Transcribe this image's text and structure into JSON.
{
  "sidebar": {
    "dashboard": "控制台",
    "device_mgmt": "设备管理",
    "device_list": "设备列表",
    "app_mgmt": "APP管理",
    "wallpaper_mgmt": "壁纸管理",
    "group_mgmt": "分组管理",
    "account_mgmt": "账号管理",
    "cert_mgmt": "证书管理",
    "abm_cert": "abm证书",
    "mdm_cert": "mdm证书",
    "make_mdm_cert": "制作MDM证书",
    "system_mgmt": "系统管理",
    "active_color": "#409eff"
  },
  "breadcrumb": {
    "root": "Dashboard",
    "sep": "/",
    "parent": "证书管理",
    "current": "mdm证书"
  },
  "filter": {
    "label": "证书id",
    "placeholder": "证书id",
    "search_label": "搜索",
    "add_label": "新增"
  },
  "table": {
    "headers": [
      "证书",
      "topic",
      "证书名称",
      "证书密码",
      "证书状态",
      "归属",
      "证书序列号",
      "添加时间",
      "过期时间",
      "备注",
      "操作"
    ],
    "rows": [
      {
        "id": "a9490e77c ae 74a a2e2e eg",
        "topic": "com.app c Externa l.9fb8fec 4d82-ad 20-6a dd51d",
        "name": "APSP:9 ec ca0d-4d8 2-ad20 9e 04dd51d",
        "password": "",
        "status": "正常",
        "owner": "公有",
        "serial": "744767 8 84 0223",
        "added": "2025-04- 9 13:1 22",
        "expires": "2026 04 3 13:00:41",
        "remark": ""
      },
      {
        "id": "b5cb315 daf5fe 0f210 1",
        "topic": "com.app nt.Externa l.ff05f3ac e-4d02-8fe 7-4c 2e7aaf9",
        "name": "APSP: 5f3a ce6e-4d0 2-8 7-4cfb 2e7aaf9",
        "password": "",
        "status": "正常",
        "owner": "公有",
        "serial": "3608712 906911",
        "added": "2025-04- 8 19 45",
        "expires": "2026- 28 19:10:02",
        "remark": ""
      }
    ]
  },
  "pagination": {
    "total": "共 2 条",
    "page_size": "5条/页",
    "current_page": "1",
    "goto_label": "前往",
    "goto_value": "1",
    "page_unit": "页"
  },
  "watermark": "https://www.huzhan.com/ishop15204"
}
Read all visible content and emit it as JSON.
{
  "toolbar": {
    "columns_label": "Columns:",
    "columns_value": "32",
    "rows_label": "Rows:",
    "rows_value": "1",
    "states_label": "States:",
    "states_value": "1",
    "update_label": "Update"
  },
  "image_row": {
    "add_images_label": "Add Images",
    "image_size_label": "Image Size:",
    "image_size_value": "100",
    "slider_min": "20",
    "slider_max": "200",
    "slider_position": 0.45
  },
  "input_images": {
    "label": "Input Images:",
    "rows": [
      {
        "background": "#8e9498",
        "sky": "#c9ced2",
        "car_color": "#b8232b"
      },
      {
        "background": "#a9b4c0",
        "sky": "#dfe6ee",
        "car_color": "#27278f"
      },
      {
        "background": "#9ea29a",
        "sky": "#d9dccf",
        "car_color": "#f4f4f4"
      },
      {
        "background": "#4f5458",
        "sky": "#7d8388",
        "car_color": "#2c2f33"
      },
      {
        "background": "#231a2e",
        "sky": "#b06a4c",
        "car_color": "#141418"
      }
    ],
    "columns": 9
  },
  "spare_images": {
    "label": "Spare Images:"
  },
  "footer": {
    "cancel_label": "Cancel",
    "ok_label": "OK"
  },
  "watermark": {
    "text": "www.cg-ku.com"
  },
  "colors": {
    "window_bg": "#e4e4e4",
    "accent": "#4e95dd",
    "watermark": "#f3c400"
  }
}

YOUR INSTRUCTIONS
Output the listing above exactly as it appears.

EXPECTED OUTPUT
Transcribe this image's text and structure into JSON.
{
  "sidebar": {
    "dashboard": "控制台",
    "device_mgmt": "设备管理",
    "device_list": "设备列表",
    "app_mgmt": "APP管理",
    "wallpaper_mgmt": "壁纸管理",
    "group_mgmt": "分组管理",
    "account_mgmt": "账号管理",
    "cert_mgmt": "证书管理",
    "abm_cert": "abm证书",
    "mdm_cert": "mdm证书",
    "make_mdm_cert": "制作MDM证书",
    "system_mgmt": "系统管理",
    "active_color": "#409eff"
  },
  "breadcrumb": {
    "root": "Dashboard",
    "sep": "/",
    "parent": "证书管理",
    "current": "mdm证书"
  },
  "filter": {
    "label": "证书id",
    "placeholder": "证书id",
    "search_label": "搜索",
    "add_label": "新增"
  },
  "table": {
    "headers": [
      "证书",
      "topic",
      "证书名称",
      "证书密码",
      "证书状态",
      "归属",
      "证书序列号",
      "添加时间",
      "过期时间",
      "备注",
      "操作"
    ],
    "rows": [
      {
        "id": "a9490e77c ae 74a a2e2e eg",
        "topic": "com.app c Externa l.9fb8fec 4d82-ad 20-6a dd51d",
        "name": "APSP:9 ec ca0d-4d8 2-ad20 9e 04dd51d",
        "password": "",
        "status": "正常",
        "owner": "公有",
        "serial": "744767 8 84 0223",
        "added": "2025-04- 9 13:1 22",
        "expires": "2026 04 3 13:00:41",
        "remark": ""
      },
      {
        "id": "b5cb315 daf5fe 0f210 1",
        "topic": "com.app nt.Externa l.ff05f3ac e-4d02-8fe 7-4c 2e7aaf9",
        "name": "APSP: 5f3a ce6e-4d0 2-8 7-4cfb 2e7aaf9",
        "password": "",
        "status": "正常",
        "owner": "公有",
        "serial": "3608712 906911",
        "added": "2025-04- 8 19 45",
        "expires": "2026- 28 19:10:02",
        "remark": ""
      }
    ]
  },
  "pagination": {
    "total": "共 2 条",
    "page_size": "5条/页",
    "current_page": "1",
    "goto_label": "前往",
    "goto_value": "1",
    "page_unit": "页"
  },
  "watermark": "https://www.huzhan.com/ishop15204"
}
Read all visible content and emit it as JSON.
{
  "toolbar": {
    "columns_label": "Columns:",
    "columns_value": "32",
    "rows_label": "Rows:",
    "rows_value": "1",
    "states_label": "States:",
    "states_value": "1",
    "update_label": "Update"
  },
  "image_row": {
    "add_images_label": "Add Images",
    "image_size_label": "Image Size:",
    "image_size_value": "100",
    "slider_min": "20",
    "slider_max": "200",
    "slider_position": 0.45
  },
  "input_images": {
    "label": "Input Images:",
    "rows": [
      {
        "background": "#8e9498",
        "sky": "#c9ced2",
        "car_color": "#b8232b"
      },
      {
        "background": "#a9b4c0",
        "sky": "#dfe6ee",
        "car_color": "#27278f"
      },
      {
        "background": "#9ea29a",
        "sky": "#d9dccf",
        "car_color": "#f4f4f4"
      },
      {
        "background": "#4f5458",
        "sky": "#7d8388",
        "car_color": "#2c2f33"
      },
      {
        "background": "#231a2e",
        "sky": "#b06a4c",
        "car_color": "#141418"
      }
    ],
    "columns": 9
  },
  "spare_images": {
    "label": "Spare Images:"
  },
  "footer": {
    "cancel_label": "Cancel",
    "ok_label": "OK"
  },
  "watermark": {
    "text": "www.cg-ku.com"
  },
  "colors": {
    "window_bg": "#e4e4e4",
    "accent": "#4e95dd",
    "watermark": "#f3c400"
  }
}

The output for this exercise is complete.